> **Article**:
<<<<

I just have a few high level comments.

On Tue, Aug 16, 2022 at 4:05 PM Richard Biener <rguent...@suse.de> wrote:
>
> The following refactors profitable_path_p in the backward threader,
> splitting out parts that can be computed once the exit block is known,
> parts that contiguously update and that can be checked allowing
> for the path to be later identified as FSM with larger limits,
> possibly_profitable_path_p, and final checks done when the whole
> path is known, profitable_path_p.

I thought we were removing references to FSM, as they were leftovers
from some previous incarnation.  For that matter, I don't think I ever
understood what they are, so if we're gonna keep them, could you
comment what makes FSM threads different from other threads?

In your possibly_profitable_path_p function, could you document a bit
better what's the difference between profitable_path_p and
possibly_profitable_path_p?

>
> I've removed the back_threader_profitability instance from the
> back_threader class and instead instantiate it once per path
> discovery.  I've kept the size compute non-incremental to simplify
> the patch and not worry about unwinding.
>
> There's key changes to previous behavior - namely we apply
> the param_max_jump_thread_duplication_stmts early only when
> we know the path cannot become an FSM one (multiway + thread through
> latch) but make sure to elide the path query when we we didn't
> yet discover that but are over this limit.  Similarly the
> speed limit is now used even when we did not yet discover a
> hot BB on the path.  Basically the idea is to only stop path
> discovery when we know the path will never become profitable
> but avoid the expensive path range query when we know it's
> currently not.

>>>>

> **Dataset excerpts**:
<<<<

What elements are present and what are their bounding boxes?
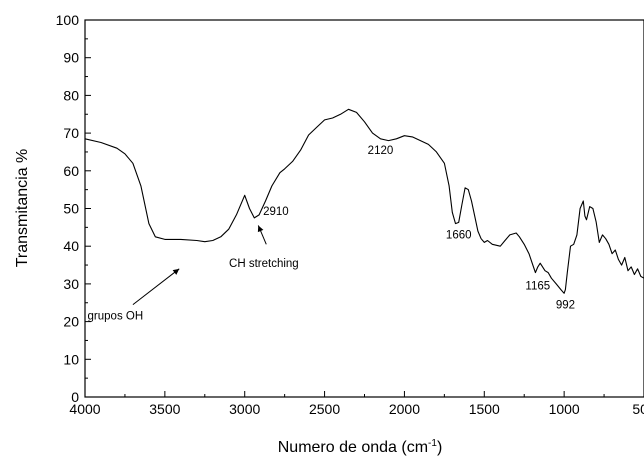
y-tick-label: 70	[63, 125, 79, 141]
x-axis-title: Numero de onda (cm-1)	[278, 438, 443, 456]
plot-area-frame	[84, 19, 644, 398]
x-tick-label: 2000	[389, 401, 420, 417]
y-tick-label: 100	[56, 12, 80, 28]
x-tick-label: 4000	[69, 401, 100, 417]
y-tick-label: 50	[63, 201, 79, 217]
x-tick-label: 3000	[229, 401, 260, 417]
x-tick-label: 3500	[149, 401, 180, 417]
annotation-label: 2910	[263, 206, 289, 218]
annotation-label: 1165	[525, 281, 550, 293]
ch-stretching-arrow-head	[257, 225, 264, 233]
y-tick-label: 60	[63, 163, 79, 179]
y-axis-title: Transmitancia %	[14, 149, 31, 268]
annotation-label: CH stretching	[229, 258, 299, 270]
grupos-oh-arrow	[132, 268, 180, 306]
y-tick-label: 20	[63, 314, 79, 330]
y-tick-label: 10	[63, 351, 79, 367]
y-tick-label: 90	[63, 50, 79, 66]
grupos-oh-arrow-head	[172, 268, 180, 275]
y-tick-label: 0	[71, 389, 79, 405]
annotation-label: 992	[556, 299, 575, 311]
y-tick-label: 80	[63, 87, 79, 103]
y-tick-label: 40	[63, 238, 79, 254]
x-tick-label: 500	[632, 401, 644, 417]
y-tick-label: 30	[63, 276, 79, 292]
annotation-label: 1660	[446, 230, 472, 242]
annotation-label: grupos OH	[88, 311, 144, 323]
x-tick-label: 1500	[469, 401, 500, 417]
transmittance-series-line	[84, 108, 644, 294]
x-tick-label: 1000	[549, 401, 580, 417]
annotations: 2910 CH stretching 2120 1660 1165 992 grupos O…	[88, 145, 575, 323]
annotation-label: 2120	[368, 145, 394, 157]
axis-ticks: 4000 3500 3000 2500 2000 1500 1000 500 0 10 20 30 40…	[56, 12, 644, 417]
x-tick-label: 2500	[309, 401, 340, 417]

>>>>

> **Given instruction**:
Reproduce the email reply about refactoring the backward threader's profitability checks in full, word for word.

> **Reply**:
I just have a few high level comments.

On Tue, Aug 16, 2022 at 4:05 PM Richard Biener <rguent...@suse.de> wrote:
>
> The following refactors profitable_path_p in the backward threader,
> splitting out parts that can be computed once the exit block is known,
> parts that contiguously update and that can be checked allowing
> for the path to be later identified as FSM with larger limits,
> possibly_profitable_path_p, and final checks done when the whole
> path is known, profitable_path_p.

I thought we were removing references to FSM, as they were leftovers
from some previous incarnation.  For that matter, I don't think I ever
understood what they are, so if we're gonna keep them, could you
comment what makes FSM threads different from other threads?

In your possibly_profitable_path_p function, could you document a bit
better what's the difference between profitable_path_p and
possibly_profitable_path_p?

>
> I've removed the back_threader_profitability instance from the
> back_threader class and instead instantiate it once per path
> discovery.  I've kept the size compute non-incremental to simplify
> the patch and not worry about unwinding.
>
> There's key changes to previous behavior - namely we apply
> the param_max_jump_thread_duplication_stmts early only when
> we know the path cannot become an FSM one (multiway + thread through
> latch) but make sure to elide the path query when we we didn't
> yet discover that but are over this limit.  Similarly the
> speed limit is now used even when we did not yet discover a
> hot BB on the path.  Basically the idea is to only stop path
> discovery when we know the path will never become profitable
> but avoid the expensive path range query when we know it's
> currently not.